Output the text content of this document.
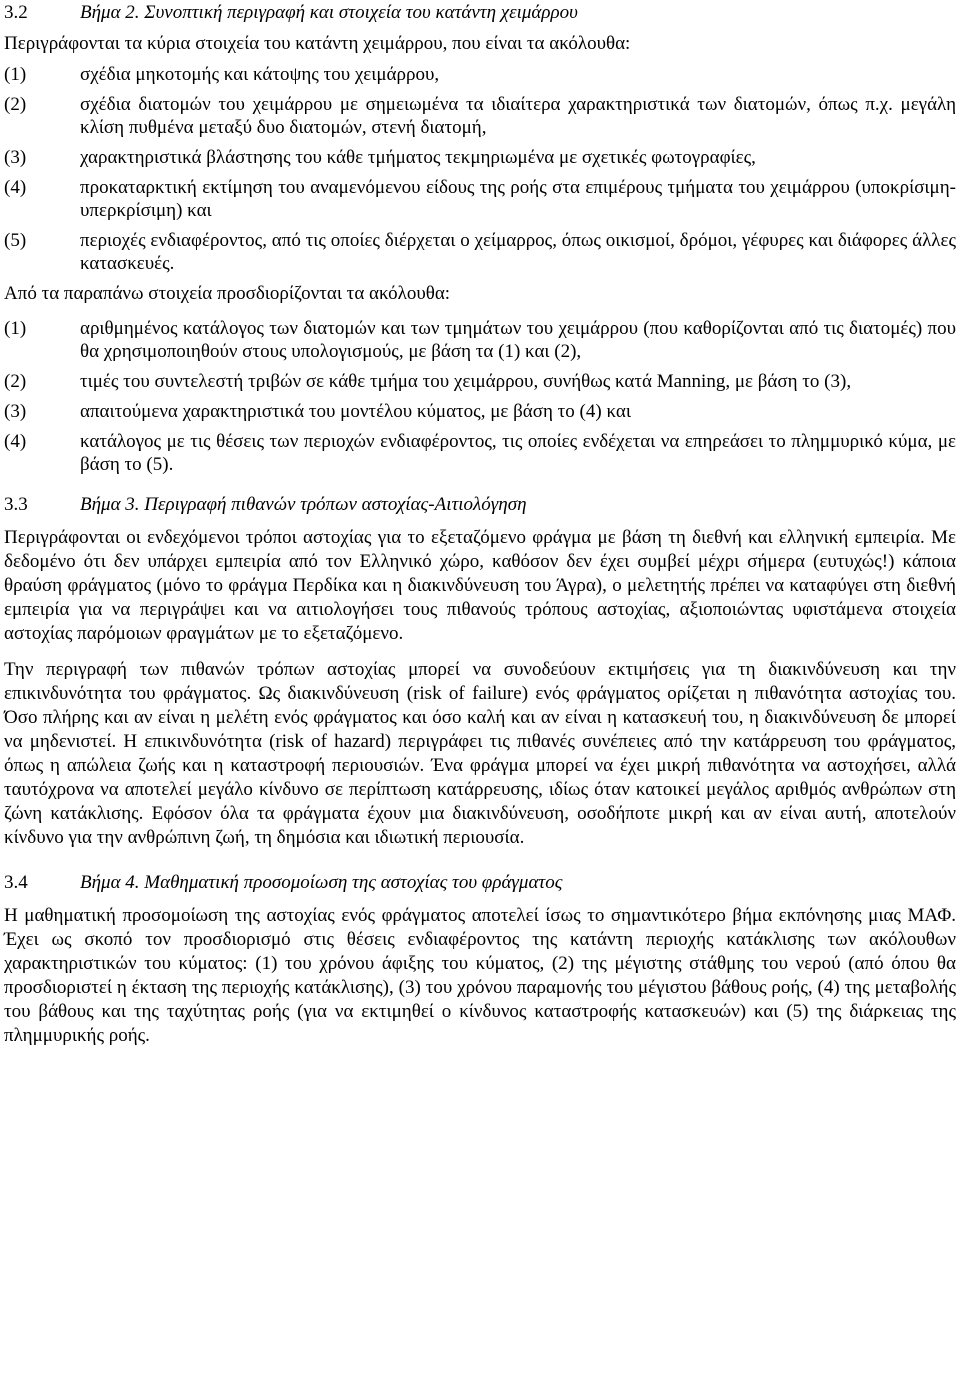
3.2	Βήμα 2. Συνοπτική περιγραφή και στοιχεία του κατάντη χειμάρρου

Περιγράφονται τα κύρια στοιχεία του κατάντη χειμάρρου, που είναι τα ακόλουθα:

(1)	σχέδια μηκοτομής και κάτοψης του χειμάρρου,
(2)	σχέδια διατομών του χειμάρρου με σημειωμένα τα ιδιαίτερα χαρακτηριστικά των διατομών, όπως π.χ. μεγάλη κλίση πυθμένα μεταξύ δυο διατομών, στενή διατομή,
(3)	χαρακτηριστικά βλάστησης του κάθε τμήματος τεκμηριωμένα με σχετικές φωτογραφίες,
(4)	προκαταρκτική εκτίμηση του αναμενόμενου είδους της ροής στα επιμέρους τμήματα του χειμάρρου (υποκρίσιμη-υπερκρίσιμη) και
(5)	περιοχές ενδιαφέροντος, από τις οποίες διέρχεται ο χείμαρρος, όπως οικισμοί, δρόμοι, γέφυρες και διάφορες άλλες κατασκευές.

Από τα παραπάνω στοιχεία προσδιορίζονται τα ακόλουθα:

(1)	αριθμημένος κατάλογος των διατομών και των τμημάτων του χειμάρρου (που καθορίζονται από τις διατομές) που θα χρησιμοποιηθούν στους υπολογισμούς, με βάση τα (1) και (2),
(2)	τιμές του συντελεστή τριβών σε κάθε τμήμα του χειμάρρου, συνήθως κατά Manning, με βάση το (3),
(3)	απαιτούμενα χαρακτηριστικά του μοντέλου κύματος, με βάση το (4) και
(4)	κατάλογος με τις θέσεις των περιοχών ενδιαφέροντος, τις οποίες ενδέχεται να επηρεάσει το πλημμυρικό κύμα, με βάση το (5).
3.3	Βήμα 3. Περιγραφή πιθανών τρόπων αστοχίας-Αιτιολόγηση

Περιγράφονται οι ενδεχόμενοι τρόποι αστοχίας για το εξεταζόμενο φράγμα με βάση τη διεθνή και ελληνική εμπειρία. Με δεδομένο ότι δεν υπάρχει εμπειρία από τον Ελληνικό χώρο, καθόσον δεν έχει συμβεί μέχρι σήμερα (ευτυχώς!) κάποια θραύση φράγματος (μόνο το φράγμα Περδίκα και η διακινδύνευση του Άγρα), ο μελετητής πρέπει να καταφύγει στη διεθνή εμπειρία για να περιγράψει και να αιτιολογήσει τους πιθανούς τρόπους αστοχίας, αξιοποιώντας υφιστάμενα στοιχεία αστοχίας παρόμοιων φραγμάτων με το εξεταζόμενο.

Την περιγραφή των πιθανών τρόπων αστοχίας μπορεί να συνοδεύουν εκτιμήσεις για τη διακινδύνευση και την επικινδυνότητα του φράγματος. Ως διακινδύνευση (risk of failure) ενός φράγματος ορίζεται η πιθανότητα αστοχίας του. Όσο πλήρης και αν είναι η μελέτη ενός φράγματος και όσο καλή και αν είναι η κατασκευή του, η διακινδύνευση δε μπορεί να μηδενιστεί. Η επικινδυνότητα (risk of hazard) περιγράφει τις πιθανές συνέπειες από την κατάρρευση του φράγματος, όπως η απώλεια ζωής και η καταστροφή περιουσιών. Ένα φράγμα μπορεί να έχει μικρή πιθανότητα να αστοχήσει, αλλά ταυτόχρονα να αποτελεί μεγάλο κίνδυνο σε περίπτωση κατάρρευσης, ιδίως όταν κατοικεί μεγάλος αριθμός ανθρώπων στη ζώνη κατάκλισης. Εφόσον όλα τα φράγματα έχουν μια διακινδύνευση, οσοδήποτε μικρή και αν είναι αυτή, αποτελούν κίνδυνο για την ανθρώπινη ζωή, τη δημόσια και ιδιωτική περιουσία.

3.4	Βήμα 4. Μαθηματική προσομοίωση της αστοχίας του φράγματος

Η μαθηματική προσομοίωση της αστοχίας ενός φράγματος αποτελεί ίσως το σημαντικότερο βήμα εκπόνησης μιας ΜΑΦ. Έχει ως σκοπό τον προσδιορισμό στις θέσεις ενδιαφέροντος της κατάντη περιοχής κατάκλισης των ακόλουθων χαρακτηριστικών του κύματος: (1) του χρόνου άφιξης του κύματος, (2) της μέγιστης στάθμης του νερού (από όπου θα προσδιοριστεί η έκταση της περιοχής κατάκλισης), (3) του χρόνου παραμονής του μέγιστου βάθους ροής, (4) της μεταβολής του βάθους και της ταχύτητας ροής (για να εκτιμηθεί ο κίνδυνος καταστροφής κατασκευών) και (5) της διάρκειας της πλημμυρικής ροής.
________________________________________
» Aim
Repeat the entries exactly and keep the pictures out of the copy.

» Result below
Output the text content of this document.
3.2	Βήμα 2. Συνοπτική περιγραφή και στοιχεία του κατάντη χειμάρρου

Περιγράφονται τα κύρια στοιχεία του κατάντη χειμάρρου, που είναι τα ακόλουθα:

(1)	σχέδια μηκοτομής και κάτοψης του χειμάρρου,
(2)	σχέδια διατομών του χειμάρρου με σημειωμένα τα ιδιαίτερα χαρακτηριστικά των διατομών, όπως π.χ. μεγάλη κλίση πυθμένα μεταξύ δυο διατομών, στενή διατομή,
(3)	χαρακτηριστικά βλάστησης του κάθε τμήματος τεκμηριωμένα με σχετικές φωτογραφίες,
(4)	προκαταρκτική εκτίμηση του αναμενόμενου είδους της ροής στα επιμέρους τμήματα του χειμάρρου (υποκρίσιμη-υπερκρίσιμη) και
(5)	περιοχές ενδιαφέροντος, από τις οποίες διέρχεται ο χείμαρρος, όπως οικισμοί, δρόμοι, γέφυρες και διάφορες άλλες κατασκευές.

Από τα παραπάνω στοιχεία προσδιορίζονται τα ακόλουθα:

(1)	αριθμημένος κατάλογος των διατομών και των τμημάτων του χειμάρρου (που καθορίζονται από τις διατομές) που θα χρησιμοποιηθούν στους υπολογισμούς, με βάση τα (1) και (2),
(2)	τιμές του συντελεστή τριβών σε κάθε τμήμα του χειμάρρου, συνήθως κατά Manning, με βάση το (3),
(3)	απαιτούμενα χαρακτηριστικά του μοντέλου κύματος, με βάση το (4) και
(4)	κατάλογος με τις θέσεις των περιοχών ενδιαφέροντος, τις οποίες ενδέχεται να επηρεάσει το πλημμυρικό κύμα, με βάση το (5).
3.3	Βήμα 3. Περιγραφή πιθανών τρόπων αστοχίας-Αιτιολόγηση

Περιγράφονται οι ενδεχόμενοι τρόποι αστοχίας για το εξεταζόμενο φράγμα με βάση τη διεθνή και ελληνική εμπειρία. Με δεδομένο ότι δεν υπάρχει εμπειρία από τον Ελληνικό χώρο, καθόσον δεν έχει συμβεί μέχρι σήμερα (ευτυχώς!) κάποια θραύση φράγματος (μόνο το φράγμα Περδίκα και η διακινδύνευση του Άγρα), ο μελετητής πρέπει να καταφύγει στη διεθνή εμπειρία για να περιγράψει και να αιτιολογήσει τους πιθανούς τρόπους αστοχίας, αξιοποιώντας υφιστάμενα στοιχεία αστοχίας παρόμοιων φραγμάτων με το εξεταζόμενο.

Την περιγραφή των πιθανών τρόπων αστοχίας μπορεί να συνοδεύουν εκτιμήσεις για τη διακινδύνευση και την επικινδυνότητα του φράγματος. Ως διακινδύνευση (risk of failure) ενός φράγματος ορίζεται η πιθανότητα αστοχίας του. Όσο πλήρης και αν είναι η μελέτη ενός φράγματος και όσο καλή και αν είναι η κατασκευή του, η διακινδύνευση δε μπορεί να μηδενιστεί. Η επικινδυνότητα (risk of hazard) περιγράφει τις πιθανές συνέπειες από την κατάρρευση του φράγματος, όπως η απώλεια ζωής και η καταστροφή περιουσιών. Ένα φράγμα μπορεί να έχει μικρή πιθανότητα να αστοχήσει, αλλά ταυτόχρονα να αποτελεί μεγάλο κίνδυνο σε περίπτωση κατάρρευσης, ιδίως όταν κατοικεί μεγάλος αριθμός ανθρώπων στη ζώνη κατάκλισης. Εφόσον όλα τα φράγματα έχουν μια διακινδύνευση, οσοδήποτε μικρή και αν είναι αυτή, αποτελούν κίνδυνο για την ανθρώπινη ζωή, τη δημόσια και ιδιωτική περιουσία.

3.4	Βήμα 4. Μαθηματική προσομοίωση της αστοχίας του φράγματος

Η μαθηματική προσομοίωση της αστοχίας ενός φράγματος αποτελεί ίσως το σημαντικότερο βήμα εκπόνησης μιας ΜΑΦ. Έχει ως σκοπό τον προσδιορισμό στις θέσεις ενδιαφέροντος της κατάντη περιοχής κατάκλισης των ακόλουθων χαρακτηριστικών του κύματος: (1) του χρόνου άφιξης του κύματος, (2) της μέγιστης στάθμης του νερού (από όπου θα προσδιοριστεί η έκταση της περιοχής κατάκλισης), (3) του χρόνου παραμονής του μέγιστου βάθους ροής, (4) της μεταβολής του βάθους και της ταχύτητας ροής (για να εκτιμηθεί ο κίνδυνος καταστροφής κατασκευών) και (5) της διάρκειας της πλημμυρικής ροής.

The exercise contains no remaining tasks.